(Items from a figure collection)
====

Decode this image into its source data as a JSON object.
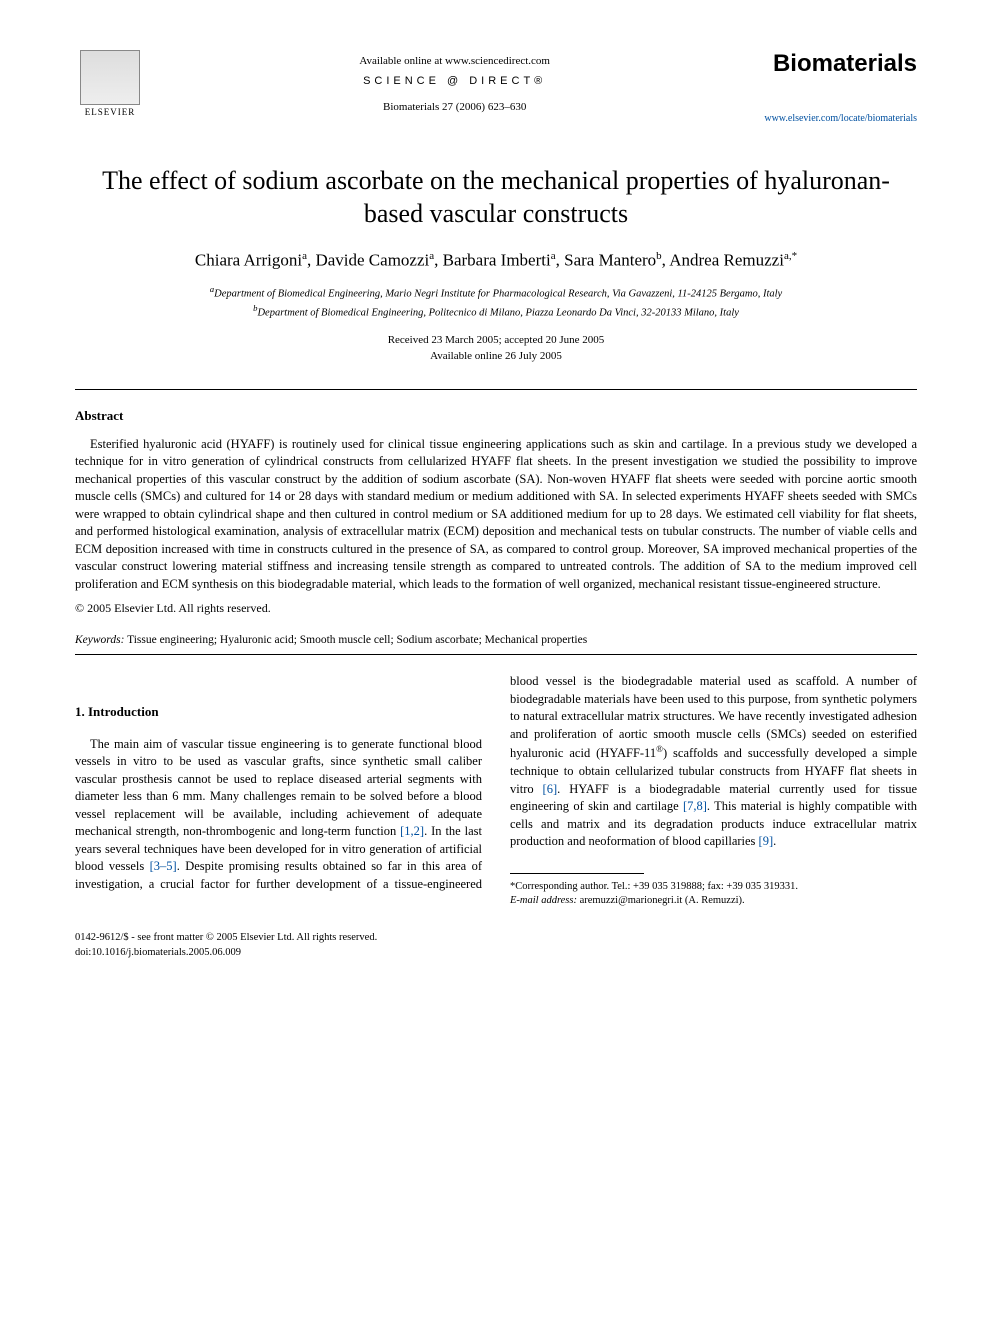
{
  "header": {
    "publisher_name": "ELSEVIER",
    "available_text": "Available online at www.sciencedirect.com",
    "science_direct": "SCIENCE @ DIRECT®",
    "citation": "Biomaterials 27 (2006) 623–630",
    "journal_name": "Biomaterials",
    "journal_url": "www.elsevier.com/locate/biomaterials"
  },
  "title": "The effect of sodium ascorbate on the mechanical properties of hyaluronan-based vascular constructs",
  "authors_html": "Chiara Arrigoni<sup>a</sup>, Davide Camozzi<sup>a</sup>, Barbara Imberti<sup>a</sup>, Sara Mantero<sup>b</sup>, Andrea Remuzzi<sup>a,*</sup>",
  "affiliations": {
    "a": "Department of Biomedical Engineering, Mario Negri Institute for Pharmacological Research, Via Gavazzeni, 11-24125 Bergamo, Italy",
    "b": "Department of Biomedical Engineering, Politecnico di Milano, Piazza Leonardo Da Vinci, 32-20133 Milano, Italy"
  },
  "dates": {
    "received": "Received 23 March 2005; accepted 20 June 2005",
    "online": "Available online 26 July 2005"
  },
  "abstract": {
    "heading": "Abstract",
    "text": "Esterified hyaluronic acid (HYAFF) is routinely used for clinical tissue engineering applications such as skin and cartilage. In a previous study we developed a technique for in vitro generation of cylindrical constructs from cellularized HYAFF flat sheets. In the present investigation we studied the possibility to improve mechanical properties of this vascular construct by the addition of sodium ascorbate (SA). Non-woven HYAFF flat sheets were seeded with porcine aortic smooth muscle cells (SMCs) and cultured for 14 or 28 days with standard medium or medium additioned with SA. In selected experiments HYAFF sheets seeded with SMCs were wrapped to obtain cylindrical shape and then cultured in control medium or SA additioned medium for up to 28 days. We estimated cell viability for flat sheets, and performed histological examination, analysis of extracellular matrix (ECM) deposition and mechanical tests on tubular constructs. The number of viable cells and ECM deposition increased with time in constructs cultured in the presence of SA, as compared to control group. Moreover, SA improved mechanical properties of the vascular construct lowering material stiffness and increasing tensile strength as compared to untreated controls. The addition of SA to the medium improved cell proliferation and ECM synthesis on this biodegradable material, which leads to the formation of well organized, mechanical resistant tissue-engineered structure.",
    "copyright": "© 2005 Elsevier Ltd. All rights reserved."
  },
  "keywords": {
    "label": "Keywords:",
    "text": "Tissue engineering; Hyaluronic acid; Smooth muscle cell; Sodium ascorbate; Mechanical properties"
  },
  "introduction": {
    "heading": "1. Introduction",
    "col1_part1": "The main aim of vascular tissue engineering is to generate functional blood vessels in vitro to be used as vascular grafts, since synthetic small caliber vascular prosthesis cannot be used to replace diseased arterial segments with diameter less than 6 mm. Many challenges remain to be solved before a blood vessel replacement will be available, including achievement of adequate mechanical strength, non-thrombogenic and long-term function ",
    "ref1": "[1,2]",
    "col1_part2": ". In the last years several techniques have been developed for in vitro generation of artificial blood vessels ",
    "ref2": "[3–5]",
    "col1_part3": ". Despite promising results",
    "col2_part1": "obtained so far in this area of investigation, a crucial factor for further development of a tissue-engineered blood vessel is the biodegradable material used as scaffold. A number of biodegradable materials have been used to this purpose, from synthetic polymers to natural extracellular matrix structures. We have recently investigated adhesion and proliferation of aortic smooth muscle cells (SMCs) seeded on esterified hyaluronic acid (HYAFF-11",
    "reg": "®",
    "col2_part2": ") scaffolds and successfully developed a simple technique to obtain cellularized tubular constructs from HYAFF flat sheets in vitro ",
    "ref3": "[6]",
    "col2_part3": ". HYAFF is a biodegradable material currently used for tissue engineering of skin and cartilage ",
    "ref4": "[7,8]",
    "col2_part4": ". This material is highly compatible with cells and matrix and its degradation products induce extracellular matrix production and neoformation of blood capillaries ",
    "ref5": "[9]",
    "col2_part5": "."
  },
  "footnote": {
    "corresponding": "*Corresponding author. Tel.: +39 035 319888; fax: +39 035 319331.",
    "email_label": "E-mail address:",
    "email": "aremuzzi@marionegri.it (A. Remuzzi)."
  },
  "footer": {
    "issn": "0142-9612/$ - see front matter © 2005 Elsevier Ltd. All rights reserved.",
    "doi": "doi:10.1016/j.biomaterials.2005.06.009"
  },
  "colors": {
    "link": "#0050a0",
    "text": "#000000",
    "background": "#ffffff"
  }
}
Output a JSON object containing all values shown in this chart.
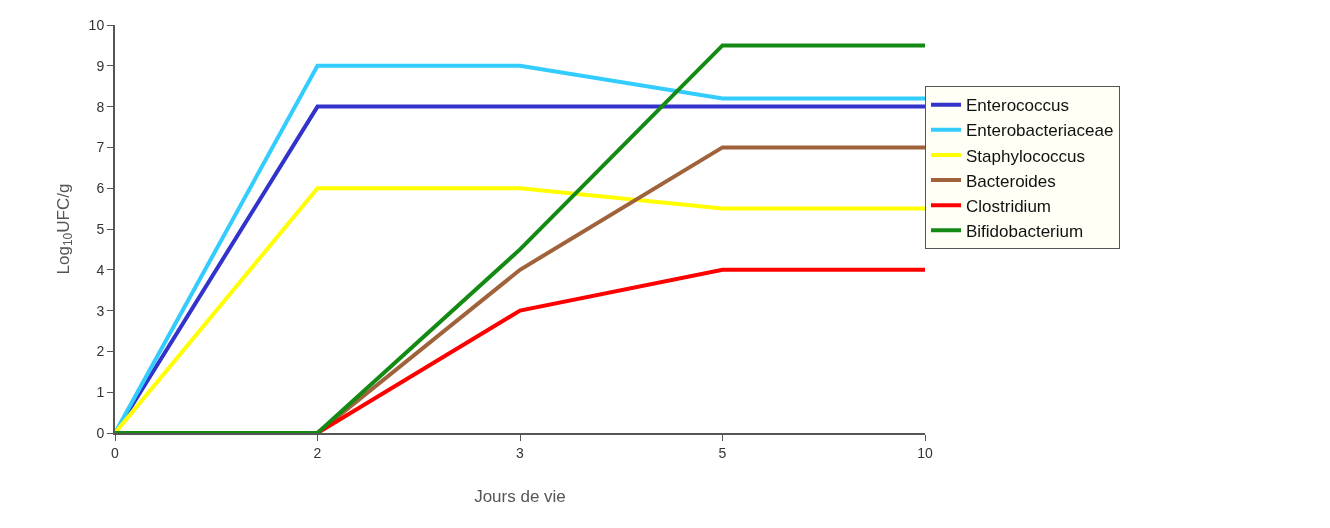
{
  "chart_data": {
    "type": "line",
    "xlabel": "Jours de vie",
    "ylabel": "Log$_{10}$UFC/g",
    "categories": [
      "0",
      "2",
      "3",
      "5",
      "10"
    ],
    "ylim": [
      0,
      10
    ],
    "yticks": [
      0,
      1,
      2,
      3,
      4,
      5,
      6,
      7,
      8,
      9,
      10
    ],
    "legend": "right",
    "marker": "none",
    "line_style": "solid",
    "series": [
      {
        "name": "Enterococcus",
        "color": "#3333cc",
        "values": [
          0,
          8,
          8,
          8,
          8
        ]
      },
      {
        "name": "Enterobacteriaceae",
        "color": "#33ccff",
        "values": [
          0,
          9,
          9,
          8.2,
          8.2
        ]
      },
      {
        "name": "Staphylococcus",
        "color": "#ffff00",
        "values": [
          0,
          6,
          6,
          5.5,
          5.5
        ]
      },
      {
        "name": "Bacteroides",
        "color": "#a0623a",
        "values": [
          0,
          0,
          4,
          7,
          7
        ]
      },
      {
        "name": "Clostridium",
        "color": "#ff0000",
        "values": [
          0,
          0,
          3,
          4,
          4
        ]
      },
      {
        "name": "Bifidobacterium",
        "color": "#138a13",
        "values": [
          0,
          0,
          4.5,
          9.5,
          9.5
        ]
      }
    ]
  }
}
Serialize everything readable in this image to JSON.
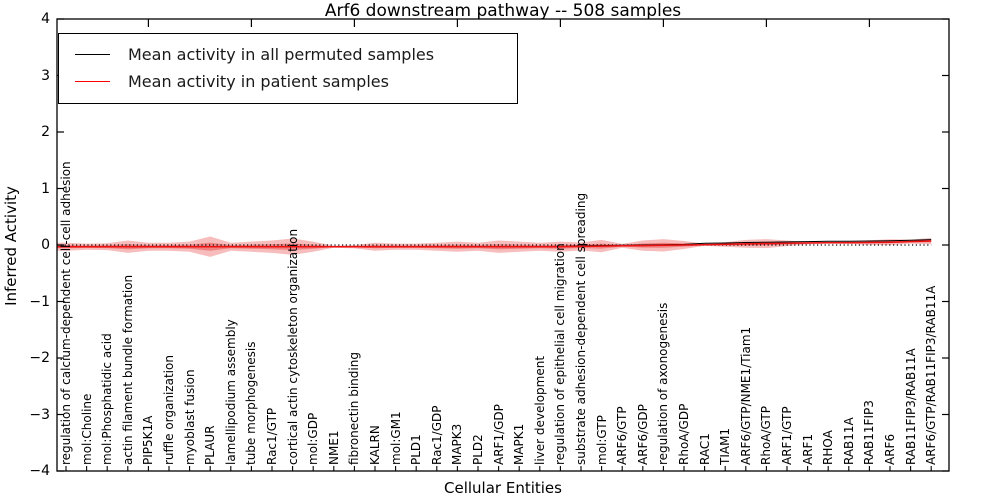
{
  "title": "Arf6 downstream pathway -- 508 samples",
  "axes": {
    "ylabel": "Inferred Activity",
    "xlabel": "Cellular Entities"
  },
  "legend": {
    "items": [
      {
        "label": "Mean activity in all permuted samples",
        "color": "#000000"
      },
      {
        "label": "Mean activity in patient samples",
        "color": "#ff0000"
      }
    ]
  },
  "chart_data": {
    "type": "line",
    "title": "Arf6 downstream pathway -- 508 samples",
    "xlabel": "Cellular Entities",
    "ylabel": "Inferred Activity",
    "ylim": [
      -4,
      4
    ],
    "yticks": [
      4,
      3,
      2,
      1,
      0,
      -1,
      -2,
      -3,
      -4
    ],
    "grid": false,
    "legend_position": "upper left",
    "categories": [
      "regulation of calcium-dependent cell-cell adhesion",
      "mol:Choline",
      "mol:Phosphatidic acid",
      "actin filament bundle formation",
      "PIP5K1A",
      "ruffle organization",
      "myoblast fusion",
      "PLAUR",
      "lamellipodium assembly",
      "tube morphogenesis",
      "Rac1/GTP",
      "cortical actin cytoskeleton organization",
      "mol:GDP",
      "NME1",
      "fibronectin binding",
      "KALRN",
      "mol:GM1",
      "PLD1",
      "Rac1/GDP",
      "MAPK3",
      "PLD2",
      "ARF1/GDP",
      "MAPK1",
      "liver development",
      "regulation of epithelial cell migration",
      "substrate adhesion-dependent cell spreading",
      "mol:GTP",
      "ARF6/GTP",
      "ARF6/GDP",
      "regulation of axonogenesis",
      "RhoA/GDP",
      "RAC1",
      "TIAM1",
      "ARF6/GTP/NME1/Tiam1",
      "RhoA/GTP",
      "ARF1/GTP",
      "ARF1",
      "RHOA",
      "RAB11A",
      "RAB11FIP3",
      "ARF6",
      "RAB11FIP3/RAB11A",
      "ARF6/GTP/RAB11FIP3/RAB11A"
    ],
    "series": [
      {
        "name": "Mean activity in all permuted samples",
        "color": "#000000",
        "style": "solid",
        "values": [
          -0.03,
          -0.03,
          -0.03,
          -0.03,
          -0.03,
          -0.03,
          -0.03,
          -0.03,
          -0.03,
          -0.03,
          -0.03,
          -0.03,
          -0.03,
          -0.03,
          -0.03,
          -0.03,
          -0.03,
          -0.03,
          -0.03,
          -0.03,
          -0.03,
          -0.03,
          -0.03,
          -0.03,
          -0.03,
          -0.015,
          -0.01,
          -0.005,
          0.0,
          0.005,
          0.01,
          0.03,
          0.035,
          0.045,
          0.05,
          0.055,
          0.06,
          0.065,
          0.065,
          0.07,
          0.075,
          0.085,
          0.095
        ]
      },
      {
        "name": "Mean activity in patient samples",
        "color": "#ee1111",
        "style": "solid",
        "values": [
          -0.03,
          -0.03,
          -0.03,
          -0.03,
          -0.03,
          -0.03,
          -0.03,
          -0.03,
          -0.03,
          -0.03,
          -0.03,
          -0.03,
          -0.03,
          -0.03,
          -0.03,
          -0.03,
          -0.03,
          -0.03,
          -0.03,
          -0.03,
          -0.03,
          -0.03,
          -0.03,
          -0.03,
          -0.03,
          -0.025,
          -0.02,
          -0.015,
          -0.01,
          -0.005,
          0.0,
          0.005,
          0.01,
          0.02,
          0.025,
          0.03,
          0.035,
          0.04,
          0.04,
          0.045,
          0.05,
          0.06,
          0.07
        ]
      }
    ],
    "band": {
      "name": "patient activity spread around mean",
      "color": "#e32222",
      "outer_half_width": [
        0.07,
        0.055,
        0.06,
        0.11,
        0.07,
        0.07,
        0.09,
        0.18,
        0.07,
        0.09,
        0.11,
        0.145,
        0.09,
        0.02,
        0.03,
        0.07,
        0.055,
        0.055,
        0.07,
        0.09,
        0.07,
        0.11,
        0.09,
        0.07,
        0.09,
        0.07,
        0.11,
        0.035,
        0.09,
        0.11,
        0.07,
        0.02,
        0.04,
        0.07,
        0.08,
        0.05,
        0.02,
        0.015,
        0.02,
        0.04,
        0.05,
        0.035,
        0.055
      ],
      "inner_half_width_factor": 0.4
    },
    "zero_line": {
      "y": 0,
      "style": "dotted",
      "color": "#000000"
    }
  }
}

====

▶ **INSTRUCTIONS TO FOLLOW**: Would you copy each line of the records that contains "patient"?

▶ **TASK OUTPUT**:
        "label": "Mean activity in patient samples",
        "name": "Mean activity in patient samples",
      "name": "patient activity spread around mean",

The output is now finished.